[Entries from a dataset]
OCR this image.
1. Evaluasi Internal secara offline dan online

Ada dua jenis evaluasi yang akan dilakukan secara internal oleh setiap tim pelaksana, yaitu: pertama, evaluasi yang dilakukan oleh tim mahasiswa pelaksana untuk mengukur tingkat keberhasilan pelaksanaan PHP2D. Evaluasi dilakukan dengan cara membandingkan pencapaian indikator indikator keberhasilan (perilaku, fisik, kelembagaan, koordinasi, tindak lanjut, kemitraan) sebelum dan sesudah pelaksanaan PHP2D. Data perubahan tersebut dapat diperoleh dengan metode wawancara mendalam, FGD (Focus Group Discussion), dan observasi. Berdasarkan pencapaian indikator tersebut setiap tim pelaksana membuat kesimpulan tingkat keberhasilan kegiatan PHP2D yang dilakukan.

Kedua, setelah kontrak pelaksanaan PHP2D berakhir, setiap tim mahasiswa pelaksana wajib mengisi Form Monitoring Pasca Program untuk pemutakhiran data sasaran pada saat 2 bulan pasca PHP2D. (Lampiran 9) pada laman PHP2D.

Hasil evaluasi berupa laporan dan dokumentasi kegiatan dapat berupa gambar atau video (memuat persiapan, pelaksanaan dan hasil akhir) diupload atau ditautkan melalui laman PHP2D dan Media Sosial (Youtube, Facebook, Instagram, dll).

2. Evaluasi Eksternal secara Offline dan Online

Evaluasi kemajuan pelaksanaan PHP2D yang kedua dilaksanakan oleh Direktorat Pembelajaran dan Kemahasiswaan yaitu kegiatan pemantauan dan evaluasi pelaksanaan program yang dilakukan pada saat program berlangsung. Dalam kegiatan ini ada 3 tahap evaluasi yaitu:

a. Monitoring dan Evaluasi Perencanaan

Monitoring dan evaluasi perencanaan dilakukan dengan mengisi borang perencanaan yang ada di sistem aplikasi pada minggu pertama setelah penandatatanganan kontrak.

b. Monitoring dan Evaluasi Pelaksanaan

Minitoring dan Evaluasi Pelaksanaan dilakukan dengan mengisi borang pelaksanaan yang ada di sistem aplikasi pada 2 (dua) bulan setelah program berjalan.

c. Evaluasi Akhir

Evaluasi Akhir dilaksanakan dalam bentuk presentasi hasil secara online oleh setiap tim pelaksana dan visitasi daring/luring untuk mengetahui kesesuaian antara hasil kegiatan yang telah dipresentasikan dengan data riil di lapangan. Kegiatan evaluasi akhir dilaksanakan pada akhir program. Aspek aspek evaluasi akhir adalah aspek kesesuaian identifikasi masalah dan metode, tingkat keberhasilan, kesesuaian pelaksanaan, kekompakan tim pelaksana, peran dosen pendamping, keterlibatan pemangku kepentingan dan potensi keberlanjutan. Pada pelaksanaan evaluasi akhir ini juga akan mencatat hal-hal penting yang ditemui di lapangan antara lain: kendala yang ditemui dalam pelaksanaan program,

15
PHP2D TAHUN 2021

### Instructions to follow
What do the records say? Quote them all exactly.

### Task result
OCR this image.
1. Evaluasi Internal secara offline dan online

Ada dua jenis evaluasi yang akan dilakukan secara internal oleh setiap tim pelaksana, yaitu: pertama, evaluasi yang dilakukan oleh tim mahasiswa pelaksana untuk mengukur tingkat keberhasilan pelaksanaan PHP2D. Evaluasi dilakukan dengan cara membandingkan pencapaian indikator indikator keberhasilan (perilaku, fisik, kelembagaan, koordinasi, tindak lanjut, kemitraan) sebelum dan sesudah pelaksanaan PHP2D. Data perubahan tersebut dapat diperoleh dengan metode wawancara mendalam, FGD (Focus Group Discussion), dan observasi. Berdasarkan pencapaian indikator tersebut setiap tim pelaksana membuat kesimpulan tingkat keberhasilan kegiatan PHP2D yang dilakukan.

Kedua, setelah kontrak pelaksanaan PHP2D berakhir, setiap tim mahasiswa pelaksana wajib mengisi Form Monitoring Pasca Program untuk pemutakhiran data sasaran pada saat 2 bulan pasca PHP2D. (Lampiran 9) pada laman PHP2D.

Hasil evaluasi berupa laporan dan dokumentasi kegiatan dapat berupa gambar atau video (memuat persiapan, pelaksanaan dan hasil akhir) diupload atau ditautkan melalui laman PHP2D dan Media Sosial (Youtube, Facebook, Instagram, dll).

2. Evaluasi Eksternal secara Offline dan Online

Evaluasi kemajuan pelaksanaan PHP2D yang kedua dilaksanakan oleh Direktorat Pembelajaran dan Kemahasiswaan yaitu kegiatan pemantauan dan evaluasi pelaksanaan program yang dilakukan pada saat program berlangsung. Dalam kegiatan ini ada 3 tahap evaluasi yaitu:

a. Monitoring dan Evaluasi Perencanaan

Monitoring dan evaluasi perencanaan dilakukan dengan mengisi borang perencanaan yang ada di sistem aplikasi pada minggu pertama setelah penandatatanganan kontrak.

b. Monitoring dan Evaluasi Pelaksanaan

Minitoring dan Evaluasi Pelaksanaan dilakukan dengan mengisi borang pelaksanaan yang ada di sistem aplikasi pada 2 (dua) bulan setelah program berjalan.

c. Evaluasi Akhir

Evaluasi Akhir dilaksanakan dalam bentuk presentasi hasil secara online oleh setiap tim pelaksana dan visitasi daring/luring untuk mengetahui kesesuaian antara hasil kegiatan yang telah dipresentasikan dengan data riil di lapangan. Kegiatan evaluasi akhir dilaksanakan pada akhir program. Aspek aspek evaluasi akhir adalah aspek kesesuaian identifikasi masalah dan metode, tingkat keberhasilan, kesesuaian pelaksanaan, kekompakan tim pelaksana, peran dosen pendamping, keterlibatan pemangku kepentingan dan potensi keberlanjutan. Pada pelaksanaan evaluasi akhir ini juga akan mencatat hal-hal penting yang ditemui di lapangan antara lain: kendala yang ditemui dalam pelaksanaan program,

15
PHP2D TAHUN 2021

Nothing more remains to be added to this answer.